TAREAS PENDIENTES:
(a) Responde con base en el artículo de opinión:
(i) ¿Qué fecha lleva el artículo?
(ii) ¿A qué plazas era opositora Mengana?
(iii) ¿Qué forma de tratamiento no emplearía hoy quien escribiera una carta como la citada?
(b) Por favor, retoma el artículo de opinión sobre la carta de hace casi cien años a partir de su última frase.

FRAGMENTO DEL DOCUMENTO:
☆ ☆ ☆ ☆ ☆ ☆ ☆
Opinión

Prevaricar con elegancia

Octavio Ruiz-Manjón | Viernes 10 de febrero de 2012
“Convendría quizá que informase V. a Fulano sobre las condiciones de Mengana (la cuñada de Zutano, exdiscípula mía, de que le hablé un día), opositora a las plazas de francés pues, aunque las plazas se proveerán en justicia, sin duda, la apreciación de la competencia no es tan segura y exacta que no deje lugar a dudas; y estas dudas se resuelven necesariamente de un modo algo arbitrario en el que interviene mucho la disposición de ánimo del juez hacia el juzgado y, sobre todo, el juicio previo. No me escriba V. sobre este asunto, cuyo resultado no me interesa.”
Van a cumplirse cien años desde que se escribió esta carta y algunas cosas han cambiado mucho. Tanto el remitente como el destinatario eran figuras preclaras de la vida cultural española de entonces.

Ahora, sin ir más lejos, una persona que escribiera una carta como ésta no utilizaría el usted.

Por ejemplo, si escribiera a una persona que se llamara Emilio, aunque no tuviera trato amistoso con él, se dirigiría a él con un “Querido Emilio”
Por lo demás, en lo esencial, muchas cosas siguen donde estaban y la justicia sigue sufriendo duros embates.

Con el agravante del desbordamiento de la codicia, el egoismo, la zafiedad y la cursilería de los que se quieren “un huevo”. Especialmente a sí mismos.
☆ ☆ ☆ ☆ ☆ ☆ ☆
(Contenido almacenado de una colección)
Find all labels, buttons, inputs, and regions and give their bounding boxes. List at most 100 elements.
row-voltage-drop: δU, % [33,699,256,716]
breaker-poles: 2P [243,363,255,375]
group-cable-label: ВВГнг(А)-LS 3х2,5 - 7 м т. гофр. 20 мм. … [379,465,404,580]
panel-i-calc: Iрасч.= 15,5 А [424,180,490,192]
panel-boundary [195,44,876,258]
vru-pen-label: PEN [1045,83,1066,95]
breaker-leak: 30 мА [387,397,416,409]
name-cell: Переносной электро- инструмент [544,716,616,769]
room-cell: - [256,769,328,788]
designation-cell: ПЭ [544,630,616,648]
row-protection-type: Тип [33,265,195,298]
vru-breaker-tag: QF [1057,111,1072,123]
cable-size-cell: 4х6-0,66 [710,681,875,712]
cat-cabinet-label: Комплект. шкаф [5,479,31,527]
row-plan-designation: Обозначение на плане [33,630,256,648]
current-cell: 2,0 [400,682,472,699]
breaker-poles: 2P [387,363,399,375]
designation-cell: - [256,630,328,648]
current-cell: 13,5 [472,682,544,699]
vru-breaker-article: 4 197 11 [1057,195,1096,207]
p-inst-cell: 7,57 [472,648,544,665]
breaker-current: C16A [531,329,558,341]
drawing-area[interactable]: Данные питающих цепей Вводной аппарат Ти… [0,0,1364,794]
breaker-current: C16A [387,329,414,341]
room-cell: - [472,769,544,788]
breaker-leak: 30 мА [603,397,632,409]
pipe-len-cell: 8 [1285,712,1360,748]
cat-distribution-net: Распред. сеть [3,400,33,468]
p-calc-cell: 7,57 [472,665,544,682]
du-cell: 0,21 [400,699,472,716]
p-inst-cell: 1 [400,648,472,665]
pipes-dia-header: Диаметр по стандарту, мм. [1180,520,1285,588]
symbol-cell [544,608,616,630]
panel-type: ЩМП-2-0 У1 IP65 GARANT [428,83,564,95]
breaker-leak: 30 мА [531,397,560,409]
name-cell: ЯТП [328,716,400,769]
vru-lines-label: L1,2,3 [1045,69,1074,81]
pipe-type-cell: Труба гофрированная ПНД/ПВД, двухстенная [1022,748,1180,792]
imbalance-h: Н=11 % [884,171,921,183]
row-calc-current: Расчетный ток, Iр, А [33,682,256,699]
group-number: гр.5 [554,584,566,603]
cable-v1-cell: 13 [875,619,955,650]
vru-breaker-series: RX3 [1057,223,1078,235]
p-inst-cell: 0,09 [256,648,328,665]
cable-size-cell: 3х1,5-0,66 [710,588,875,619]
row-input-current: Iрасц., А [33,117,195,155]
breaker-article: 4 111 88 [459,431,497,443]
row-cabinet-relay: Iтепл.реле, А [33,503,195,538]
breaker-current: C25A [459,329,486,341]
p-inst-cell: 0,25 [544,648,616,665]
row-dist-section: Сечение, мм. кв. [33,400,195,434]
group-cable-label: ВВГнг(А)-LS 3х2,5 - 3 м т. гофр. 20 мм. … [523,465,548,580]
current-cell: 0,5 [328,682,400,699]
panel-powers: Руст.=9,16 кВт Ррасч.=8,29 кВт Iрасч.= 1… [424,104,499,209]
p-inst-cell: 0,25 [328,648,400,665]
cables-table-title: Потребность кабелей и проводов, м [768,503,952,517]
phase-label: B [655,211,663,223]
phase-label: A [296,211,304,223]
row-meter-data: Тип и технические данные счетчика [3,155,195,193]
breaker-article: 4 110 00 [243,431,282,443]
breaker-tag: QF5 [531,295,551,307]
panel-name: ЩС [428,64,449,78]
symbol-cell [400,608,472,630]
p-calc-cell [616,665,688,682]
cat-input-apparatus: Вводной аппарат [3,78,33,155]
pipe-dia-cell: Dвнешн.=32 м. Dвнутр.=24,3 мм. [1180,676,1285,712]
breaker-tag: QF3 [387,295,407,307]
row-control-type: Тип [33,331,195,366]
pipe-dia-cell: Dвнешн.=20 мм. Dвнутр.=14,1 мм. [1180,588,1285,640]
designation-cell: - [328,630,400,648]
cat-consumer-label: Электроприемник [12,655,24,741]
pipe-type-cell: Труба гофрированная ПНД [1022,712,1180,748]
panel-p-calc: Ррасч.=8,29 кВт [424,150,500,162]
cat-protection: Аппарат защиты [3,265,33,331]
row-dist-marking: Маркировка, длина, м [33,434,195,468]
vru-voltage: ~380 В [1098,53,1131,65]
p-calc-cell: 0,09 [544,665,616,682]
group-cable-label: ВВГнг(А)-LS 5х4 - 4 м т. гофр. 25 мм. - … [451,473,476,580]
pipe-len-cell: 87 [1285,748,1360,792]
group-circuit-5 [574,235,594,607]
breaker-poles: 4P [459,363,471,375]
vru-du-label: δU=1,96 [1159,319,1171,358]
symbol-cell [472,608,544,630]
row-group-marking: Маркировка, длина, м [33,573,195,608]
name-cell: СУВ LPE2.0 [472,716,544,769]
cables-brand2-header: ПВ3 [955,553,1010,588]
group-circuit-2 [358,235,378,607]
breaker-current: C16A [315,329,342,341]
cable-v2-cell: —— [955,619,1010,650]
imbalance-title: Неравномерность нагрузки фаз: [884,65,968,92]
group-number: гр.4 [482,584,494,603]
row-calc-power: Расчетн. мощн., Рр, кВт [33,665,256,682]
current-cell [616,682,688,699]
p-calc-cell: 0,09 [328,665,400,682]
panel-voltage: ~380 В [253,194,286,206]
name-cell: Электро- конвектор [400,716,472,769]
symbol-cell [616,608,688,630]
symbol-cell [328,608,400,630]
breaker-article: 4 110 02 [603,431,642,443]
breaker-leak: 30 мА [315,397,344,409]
☆ ☆ ☆ ☆ ☆ ☆ ☆
RESPUESTAS NUMERADAS:
(a)
(i) Viernes 10 de febrero de 2012.
(ii) A las plazas de francés.
(iii) El usted.

(b)
Mientras tanto, en el largo tiempo transcurrido desde la carta anterior hemos tenido tiempo de arruinar un régimen de razonable convivencia, ver como nuestros padres y abuelos se mataban o eran matados, sufrir un largo periodo sin libertades, intentar reconstruir un régimen de convivencia razonable y volver a arruinarlo con una sonrisa de bobo satisfecho.

De todas maneras no puedo dejar de añorar la elegancia de la carta que abre estas líneas porque, más allá de la evidente voluntad de atropellar la justicia que hay en ella, me permite también parafrasear una conocida frase que, según me dice Google, puede ser atribuida indistintamente a Voltaire o William Faulkner: “Para triunfar en la vida no basta con ser un sinvergüenza; conviene, también, tener buenos modales.”

No sé por qué no atribuyen la frase a Oscar Wilde o a Bernard G. Shaw, que son los autores de casi todas.